MATERIALS PROVIDED:
* Begin *

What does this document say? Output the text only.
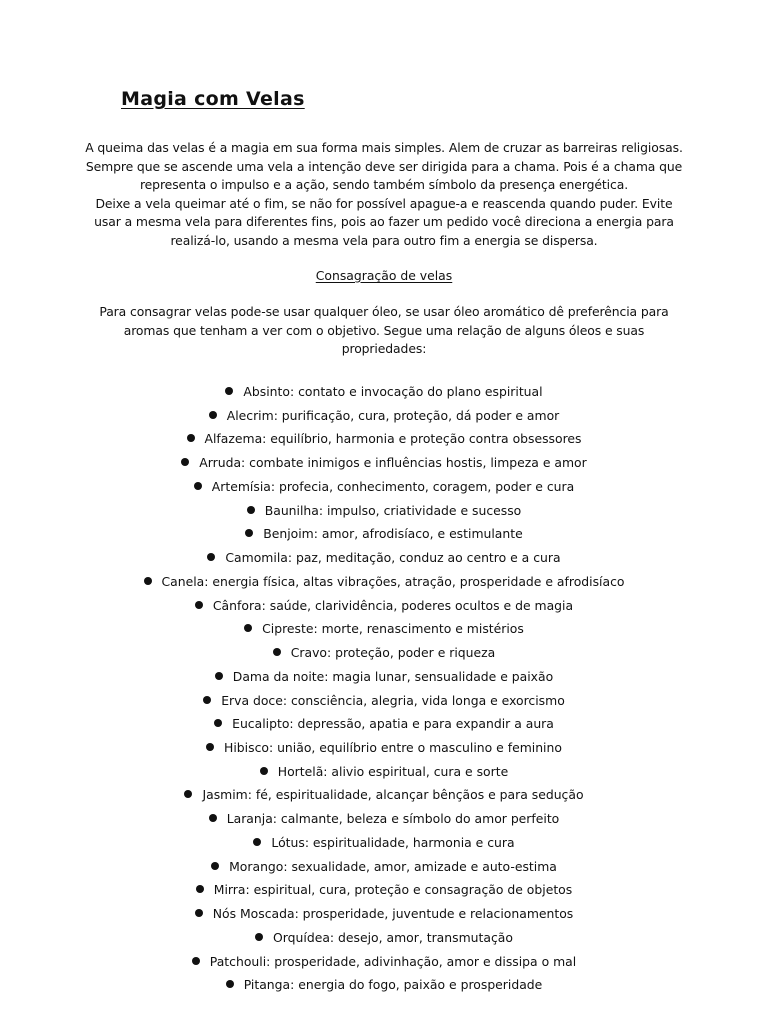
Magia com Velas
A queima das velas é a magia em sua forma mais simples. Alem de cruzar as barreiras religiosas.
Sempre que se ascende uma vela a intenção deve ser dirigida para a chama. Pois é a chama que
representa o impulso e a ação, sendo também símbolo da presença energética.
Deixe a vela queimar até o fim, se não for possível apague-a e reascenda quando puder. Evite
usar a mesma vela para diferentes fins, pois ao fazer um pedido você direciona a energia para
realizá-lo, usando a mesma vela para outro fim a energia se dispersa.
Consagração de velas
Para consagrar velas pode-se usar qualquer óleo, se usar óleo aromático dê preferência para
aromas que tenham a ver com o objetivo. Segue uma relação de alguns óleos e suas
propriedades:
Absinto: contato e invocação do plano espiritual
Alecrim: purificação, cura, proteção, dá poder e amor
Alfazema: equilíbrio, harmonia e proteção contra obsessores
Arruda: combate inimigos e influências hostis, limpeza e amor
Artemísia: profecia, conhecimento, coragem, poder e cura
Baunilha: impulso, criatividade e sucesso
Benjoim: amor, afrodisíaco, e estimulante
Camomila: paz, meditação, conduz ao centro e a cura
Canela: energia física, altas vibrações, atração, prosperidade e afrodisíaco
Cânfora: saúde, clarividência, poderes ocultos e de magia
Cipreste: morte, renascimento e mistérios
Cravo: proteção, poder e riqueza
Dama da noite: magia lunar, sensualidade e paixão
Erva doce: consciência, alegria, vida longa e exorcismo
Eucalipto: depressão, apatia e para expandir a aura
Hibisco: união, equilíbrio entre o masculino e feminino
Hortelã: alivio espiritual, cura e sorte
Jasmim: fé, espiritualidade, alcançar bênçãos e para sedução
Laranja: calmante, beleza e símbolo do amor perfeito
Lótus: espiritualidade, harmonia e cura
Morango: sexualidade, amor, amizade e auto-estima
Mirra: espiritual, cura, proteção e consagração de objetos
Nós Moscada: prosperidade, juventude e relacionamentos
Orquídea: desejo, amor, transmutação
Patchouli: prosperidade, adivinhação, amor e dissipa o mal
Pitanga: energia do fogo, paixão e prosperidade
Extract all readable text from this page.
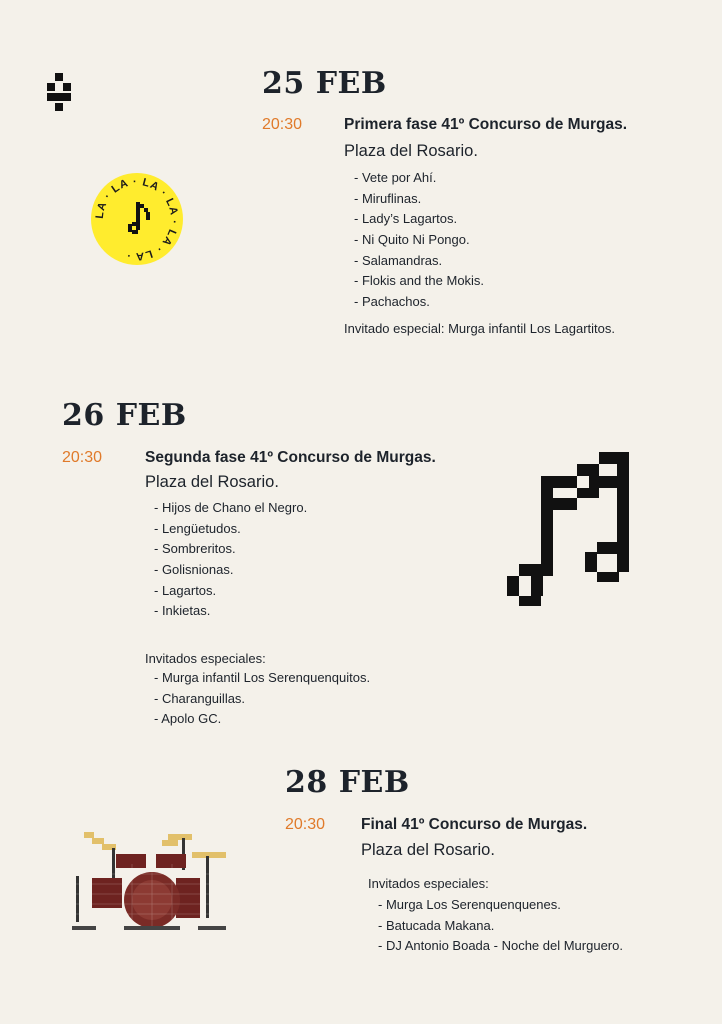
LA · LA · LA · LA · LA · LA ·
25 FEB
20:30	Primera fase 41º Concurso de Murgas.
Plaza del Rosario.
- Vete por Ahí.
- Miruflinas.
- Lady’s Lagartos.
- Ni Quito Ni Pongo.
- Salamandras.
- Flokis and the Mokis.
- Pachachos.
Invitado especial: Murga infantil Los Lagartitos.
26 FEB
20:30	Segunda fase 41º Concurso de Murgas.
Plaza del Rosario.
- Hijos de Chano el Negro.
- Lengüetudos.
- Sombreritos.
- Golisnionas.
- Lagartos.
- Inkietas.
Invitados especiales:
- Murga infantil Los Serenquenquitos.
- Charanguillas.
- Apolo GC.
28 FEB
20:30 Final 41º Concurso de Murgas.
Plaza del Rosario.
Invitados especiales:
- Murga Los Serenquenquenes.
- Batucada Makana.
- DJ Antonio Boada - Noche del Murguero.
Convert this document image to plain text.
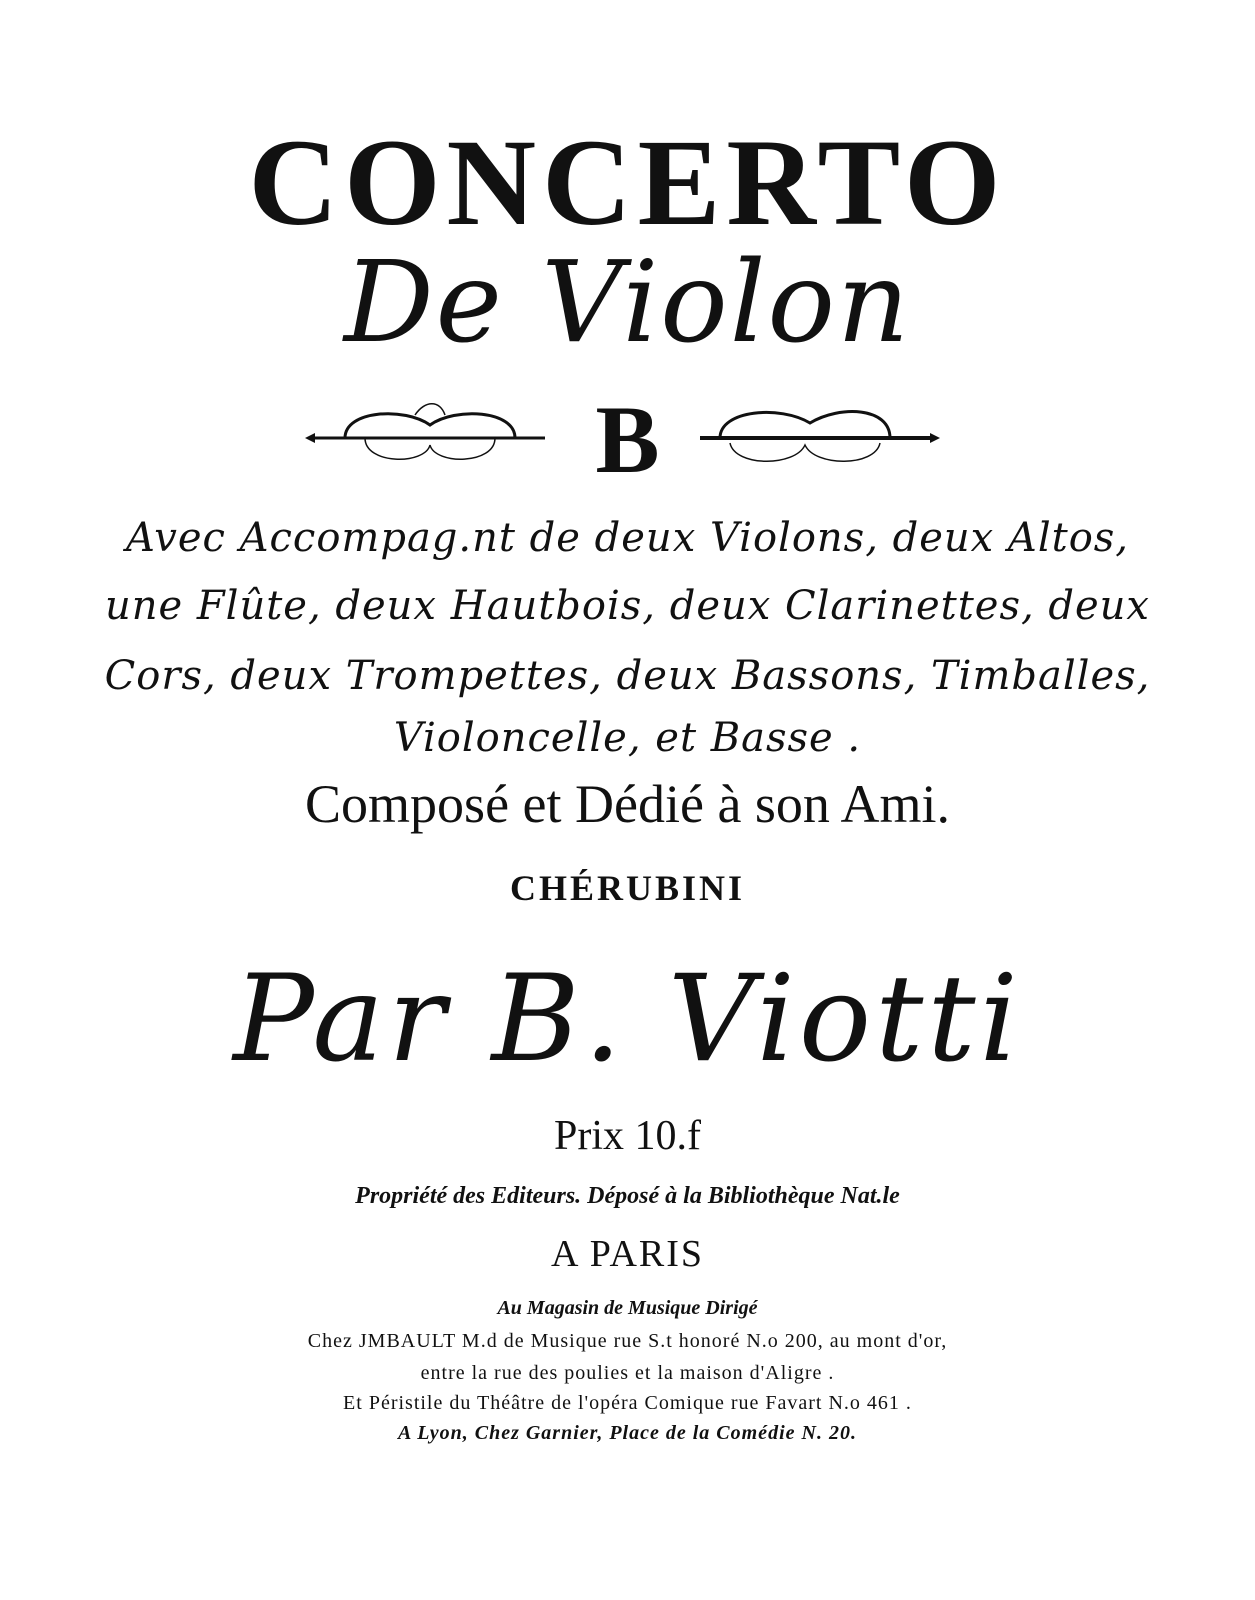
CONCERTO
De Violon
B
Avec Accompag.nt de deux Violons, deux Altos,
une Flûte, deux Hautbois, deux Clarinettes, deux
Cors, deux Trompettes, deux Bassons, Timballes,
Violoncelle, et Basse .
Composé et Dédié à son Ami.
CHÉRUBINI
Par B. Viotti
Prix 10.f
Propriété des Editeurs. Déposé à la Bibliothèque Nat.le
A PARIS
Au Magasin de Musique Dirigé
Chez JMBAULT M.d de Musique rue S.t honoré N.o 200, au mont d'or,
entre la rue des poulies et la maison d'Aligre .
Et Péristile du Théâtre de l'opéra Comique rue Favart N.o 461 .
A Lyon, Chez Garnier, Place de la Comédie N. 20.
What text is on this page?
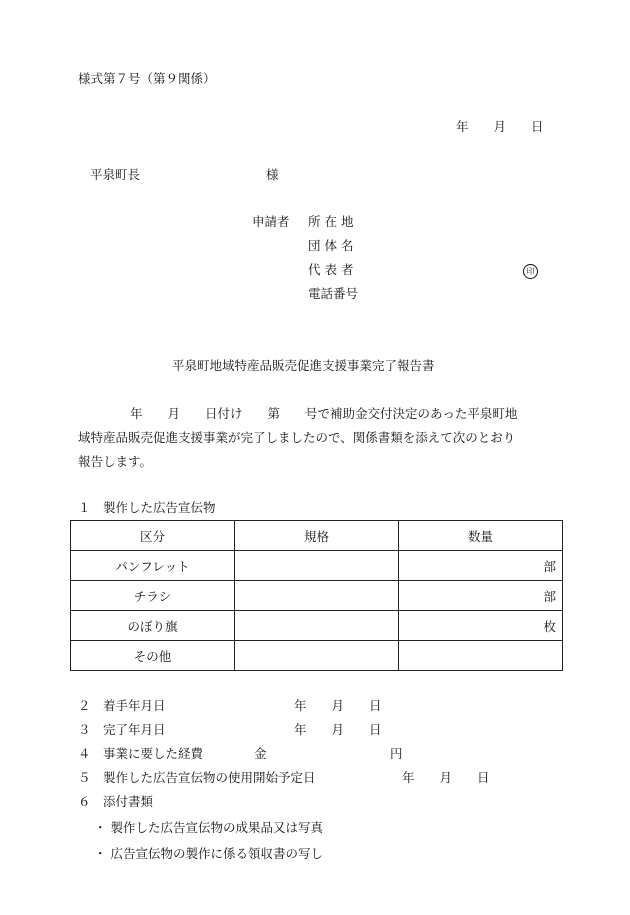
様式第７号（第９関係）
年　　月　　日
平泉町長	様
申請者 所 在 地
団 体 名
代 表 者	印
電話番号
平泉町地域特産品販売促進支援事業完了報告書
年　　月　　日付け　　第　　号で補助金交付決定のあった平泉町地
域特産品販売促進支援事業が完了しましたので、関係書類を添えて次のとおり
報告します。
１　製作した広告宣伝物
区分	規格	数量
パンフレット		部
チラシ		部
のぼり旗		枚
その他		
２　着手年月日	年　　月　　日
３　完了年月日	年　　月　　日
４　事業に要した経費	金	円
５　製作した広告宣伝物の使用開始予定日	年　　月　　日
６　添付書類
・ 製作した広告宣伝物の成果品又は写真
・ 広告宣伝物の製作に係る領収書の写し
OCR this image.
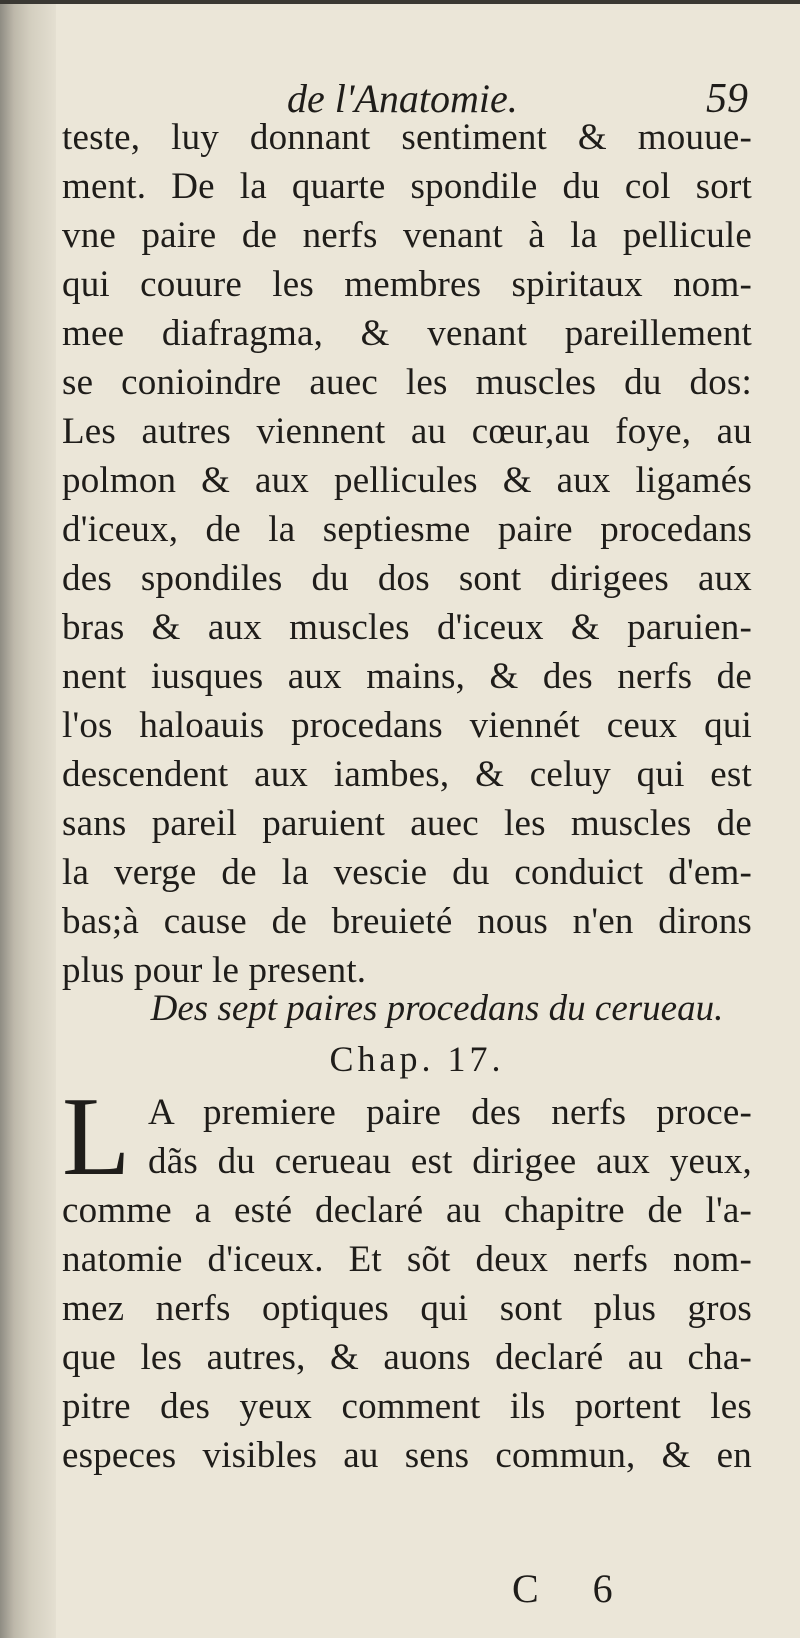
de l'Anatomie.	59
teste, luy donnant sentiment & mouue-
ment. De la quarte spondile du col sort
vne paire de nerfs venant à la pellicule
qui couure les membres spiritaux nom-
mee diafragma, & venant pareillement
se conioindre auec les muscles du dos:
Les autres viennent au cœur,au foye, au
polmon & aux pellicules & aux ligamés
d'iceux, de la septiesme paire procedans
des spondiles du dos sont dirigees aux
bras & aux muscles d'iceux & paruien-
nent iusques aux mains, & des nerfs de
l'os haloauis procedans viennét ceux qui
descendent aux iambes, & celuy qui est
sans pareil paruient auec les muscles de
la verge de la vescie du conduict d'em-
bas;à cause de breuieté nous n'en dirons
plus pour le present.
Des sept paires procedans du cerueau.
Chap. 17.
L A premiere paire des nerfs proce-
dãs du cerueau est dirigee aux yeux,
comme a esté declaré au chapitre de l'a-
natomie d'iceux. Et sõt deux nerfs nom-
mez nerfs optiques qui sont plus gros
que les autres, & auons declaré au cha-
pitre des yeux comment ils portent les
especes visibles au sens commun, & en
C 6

* End *

INSTRUCTIONS FOR THE TASK: Show all lines from the listing above in which "entre" appears.

WRITTEN ANSWER:
Hibisco: união, equilíbrio entre o masculino e feminino
entre la rue des poulies et la maison d'Aligre .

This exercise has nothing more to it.